## EXERCISE TASK
Return the entries below in their exact form, leaving the pictures out.

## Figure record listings
--
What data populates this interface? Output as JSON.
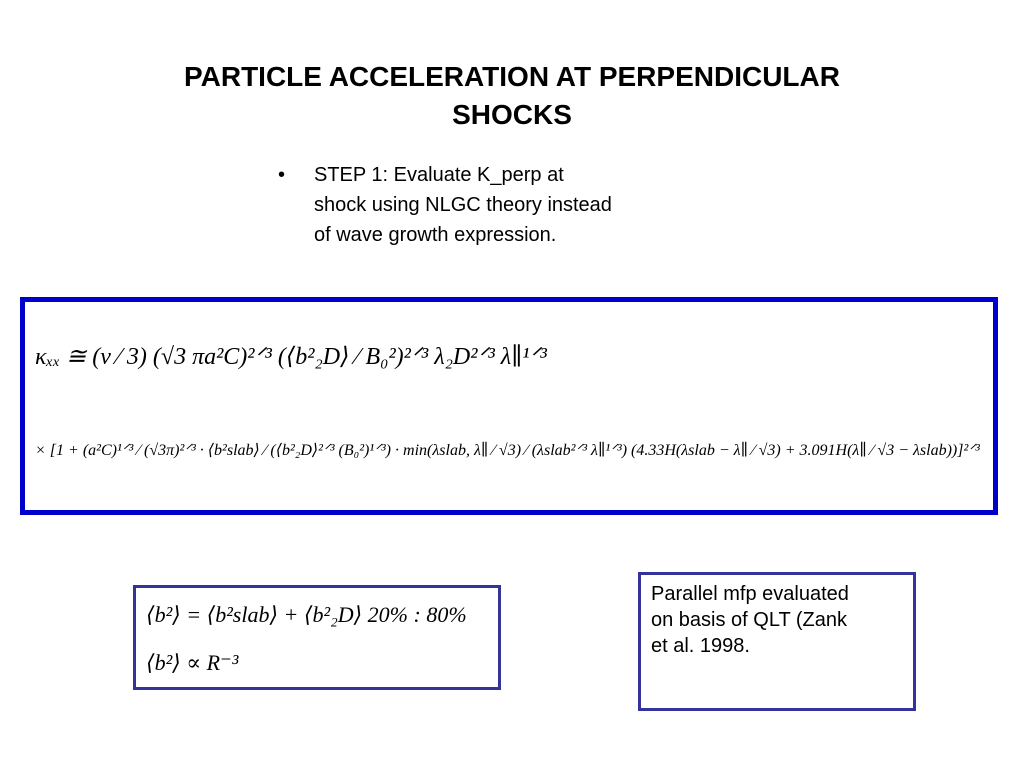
{
  "header": {
    "title_lines": [
      "PARTICLE ACCELERATION AT PERPENDICULAR",
      "SHOCKS"
    ]
  },
  "bullet": {
    "marker": "•",
    "lines": [
      "STEP 1: Evaluate K_perp at",
      "shock using NLGC theory instead",
      "of wave growth expression."
    ]
  },
  "equations": {
    "main": [
      "κₓₓ ≅ (v ⁄ 3) (√3 πa²C)²ᐟ³ (⟨b²₂D⟩ ⁄ B₀²)²ᐟ³  λ₂D²ᐟ³ λ∥¹ᐟ³",
      "× [1 + (a²C)¹ᐟ³ ⁄ (√3π)²ᐟ³ · ⟨b²slab⟩ ⁄ (⟨b²₂D⟩²ᐟ³ (B₀²)¹ᐟ³) · min(λslab, λ∥ ⁄ √3) ⁄ (λslab²ᐟ³ λ∥¹ᐟ³) (4.33H(λslab − λ∥ ⁄ √3) + 3.091H(λ∥ ⁄ √3 − λslab))]²ᐟ³"
    ],
    "turbulence": [
      "⟨b²⟩ = ⟨b²slab⟩ + ⟨b²₂D⟩     20% : 80%",
      "⟨b²⟩ ∝ R⁻³"
    ]
  },
  "note": {
    "lines": [
      "Parallel mfp evaluated",
      "on basis of QLT (Zank",
      "et al. 1998."
    ]
  }
}
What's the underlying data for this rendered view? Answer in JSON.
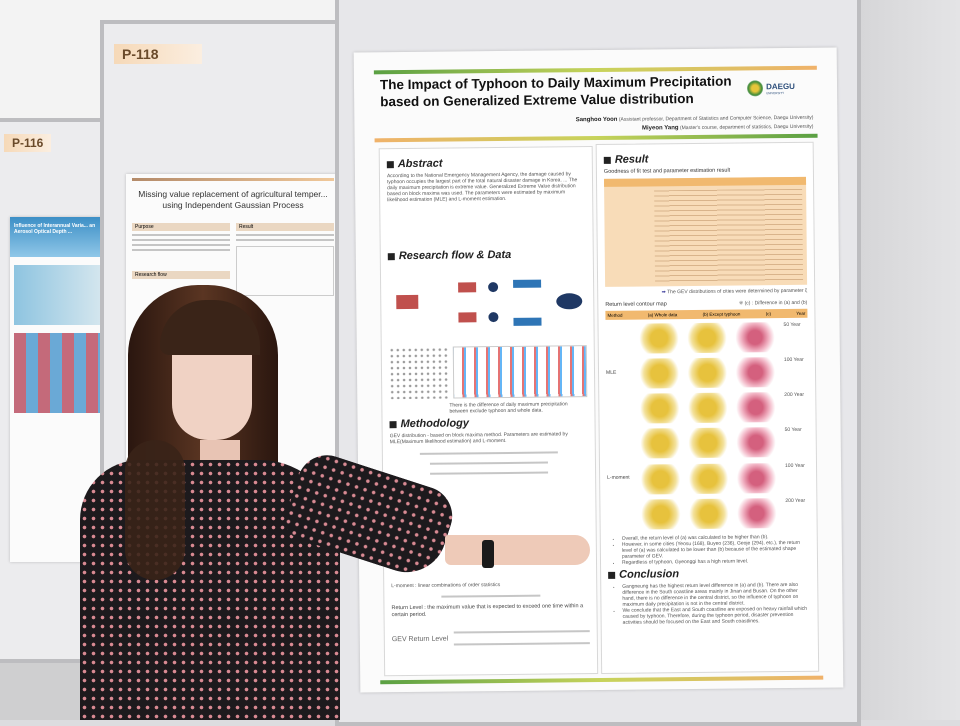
{
  "scene": {
    "colors": {
      "wall": "#dcdcdf",
      "board": "#ececee",
      "poster_accent_green": "#5aa043",
      "poster_accent_orange": "#f0b26a",
      "table_orange": "#f1b96f",
      "hair": "#3a2418",
      "dress": "#1d1a1d"
    }
  },
  "boards": [
    {
      "label": "P-116",
      "poster_title": "Influence of Interannual Varia... an Aerosol Optical Depth ..."
    },
    {
      "label": "P-118",
      "poster_title": "Missing value replacement of agricultural temper... using Independent Gaussian Process",
      "sections": [
        "Purpose",
        "Result",
        "Research flow"
      ]
    }
  ],
  "poster": {
    "title_line1": "The Impact of Typhoon to Daily Maximum Precipitation",
    "title_line2": "based on Generalized Extreme Value distribution",
    "logo": "DAEGU",
    "logo_sub": "UNIVERSITY",
    "author1_name": "Sanghoo Yoon",
    "author1_aff": "(Assistant professor, Department of Statistics and Computer Science, Daegu University)",
    "author2_name": "Miyeon Yang",
    "author2_aff": "(Master's course, department of statistics, Daegu University)",
    "sections": {
      "abstract": "Abstract",
      "abstract_text": "According to the National Emergency Management Agency, the damage caused by typhoon occupies the largest part of the total natural disaster damage in Korea. ... The daily maximum precipitation is extreme value. Generalized Extreme Value distribution based on block maxima was used. The parameters were estimated by maximum likelihood estimation (MLE) and L-moment estimation.",
      "research_flow": "Research flow & Data",
      "flow_note": "There is the difference of daily maximum precipitation between exclude typhoon and whole data.",
      "methodology": "Methodology",
      "gev": "GEV distribution - based on block maxima method. Parameters are estimated by MLE(Maximum likelihood estimation) and L-moment.",
      "lmoment": "L-moment : linear combinations of order statistics",
      "return_level": "Return Level : the maximum value that is expected to exceed one time within a certain period.",
      "gev_return_level": "GEV Return Level",
      "result": "Result",
      "gof": "Goodness of fit test and parameter estimation result",
      "gev_note": "The GEV distributions of cities were determined by parameter ξ",
      "contour": "Return level contour map",
      "contour_note": "※ (c) : Difference in (a) and (b)",
      "contour_headers": [
        "Method",
        "(a) Whole data",
        "(b) Except typhoon",
        "(c)",
        "Year"
      ],
      "methods": [
        "MLE",
        "L-moment"
      ],
      "years": [
        "50 Year",
        "100 Year",
        "200 Year",
        "50 Year",
        "100 Year",
        "200 Year"
      ],
      "bullets": [
        "Overall, the return level of (a) was calculated to be higher than (b).",
        "However, in some cities (Yeosu (168), Buyeo (236), Geoje (294), etc.), the return level of (a) was calculated to be lower than (b) because of the estimated shape parameter of GEV.",
        "Regardless of typhoon, Gyeonggi has a high return level."
      ],
      "conclusion": "Conclusion",
      "conclusion_items": [
        "Gangneung has the highest return level difference in (a) and (b). There are also difference in the South coastline areas mainly in Jinan and Busan. On the other hand, there is no difference in the central district, so the influence of typhoon on maximum daily precipitation is not in the central district.",
        "We conclude that the East and South coastline are exposed on heavy rainfall which caused by typhoon. Therefore, during the typhoon period, disaster prevention activities should be focused on the East and South coastlines."
      ]
    }
  }
}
--
## ANSWER TO THIS PROBLEM
What data populates this interface? Output as JSON.
{
  "header": {
    "title_lines": [
      "PARTICLE ACCELERATION AT PERPENDICULAR",
      "SHOCKS"
    ]
  },
  "bullet": {
    "marker": "•",
    "lines": [
      "STEP 1: Evaluate K_perp at",
      "shock using NLGC theory instead",
      "of wave growth expression."
    ]
  },
  "equations": {
    "main": [
      "κₓₓ ≅ (v ⁄ 3) (√3 πa²C)²ᐟ³ (⟨b²₂D⟩ ⁄ B₀²)²ᐟ³  λ₂D²ᐟ³ λ∥¹ᐟ³",
      "× [1 + (a²C)¹ᐟ³ ⁄ (√3π)²ᐟ³ · ⟨b²slab⟩ ⁄ (⟨b²₂D⟩²ᐟ³ (B₀²)¹ᐟ³) · min(λslab, λ∥ ⁄ √3) ⁄ (λslab²ᐟ³ λ∥¹ᐟ³) (4.33H(λslab − λ∥ ⁄ √3) + 3.091H(λ∥ ⁄ √3 − λslab))]²ᐟ³"
    ],
    "turbulence": [
      "⟨b²⟩ = ⟨b²slab⟩ + ⟨b²₂D⟩     20% : 80%",
      "⟨b²⟩ ∝ R⁻³"
    ]
  },
  "note": {
    "lines": [
      "Parallel mfp evaluated",
      "on basis of QLT (Zank",
      "et al. 1998."
    ]
  }
}
What's the underlying data for this rendered view? Answer in JSON.
{
  "scene": {
    "colors": {
      "wall": "#dcdcdf",
      "board": "#ececee",
      "poster_accent_green": "#5aa043",
      "poster_accent_orange": "#f0b26a",
      "table_orange": "#f1b96f",
      "hair": "#3a2418",
      "dress": "#1d1a1d"
    }
  },
  "boards": [
    {
      "label": "P-116",
      "poster_title": "Influence of Interannual Varia... an Aerosol Optical Depth ..."
    },
    {
      "label": "P-118",
      "poster_title": "Missing value replacement of agricultural temper... using Independent Gaussian Process",
      "sections": [
        "Purpose",
        "Result",
        "Research flow"
      ]
    }
  ],
  "poster": {
    "title_line1": "The Impact of Typhoon to Daily Maximum Precipitation",
    "title_line2": "based on Generalized Extreme Value distribution",
    "logo": "DAEGU",
    "logo_sub": "UNIVERSITY",
    "author1_name": "Sanghoo Yoon",
    "author1_aff": "(Assistant professor, Department of Statistics and Computer Science, Daegu University)",
    "author2_name": "Miyeon Yang",
    "author2_aff": "(Master's course, department of statistics, Daegu University)",
    "sections": {
      "abstract": "Abstract",
      "abstract_text": "According to the National Emergency Management Agency, the damage caused by typhoon occupies the largest part of the total natural disaster damage in Korea. ... The daily maximum precipitation is extreme value. Generalized Extreme Value distribution based on block maxima was used. The parameters were estimated by maximum likelihood estimation (MLE) and L-moment estimation.",
      "research_flow": "Research flow & Data",
      "flow_note": "There is the difference of daily maximum precipitation between exclude typhoon and whole data.",
      "methodology": "Methodology",
      "gev": "GEV distribution - based on block maxima method. Parameters are estimated by MLE(Maximum likelihood estimation) and L-moment.",
      "lmoment": "L-moment : linear combinations of order statistics",
      "return_level": "Return Level : the maximum value that is expected to exceed one time within a certain period.",
      "gev_return_level": "GEV Return Level",
      "result": "Result",
      "gof": "Goodness of fit test and parameter estimation result",
      "gev_note": "The GEV distributions of cities were determined by parameter ξ",
      "contour": "Return level contour map",
      "contour_note": "※ (c) : Difference in (a) and (b)",
      "contour_headers": [
        "Method",
        "(a) Whole data",
        "(b) Except typhoon",
        "(c)",
        "Year"
      ],
      "methods": [
        "MLE",
        "L-moment"
      ],
      "years": [
        "50 Year",
        "100 Year",
        "200 Year",
        "50 Year",
        "100 Year",
        "200 Year"
      ],
      "bullets": [
        "Overall, the return level of (a) was calculated to be higher than (b).",
        "However, in some cities (Yeosu (168), Buyeo (236), Geoje (294), etc.), the return level of (a) was calculated to be lower than (b) because of the estimated shape parameter of GEV.",
        "Regardless of typhoon, Gyeonggi has a high return level."
      ],
      "conclusion": "Conclusion",
      "conclusion_items": [
        "Gangneung has the highest return level difference in (a) and (b). There are also difference in the South coastline areas mainly in Jinan and Busan. On the other hand, there is no difference in the central district, so the influence of typhoon on maximum daily precipitation is not in the central district.",
        "We conclude that the East and South coastline are exposed on heavy rainfall which caused by typhoon. Therefore, during the typhoon period, disaster prevention activities should be focused on the East and South coastlines."
      ]
    }
  }
}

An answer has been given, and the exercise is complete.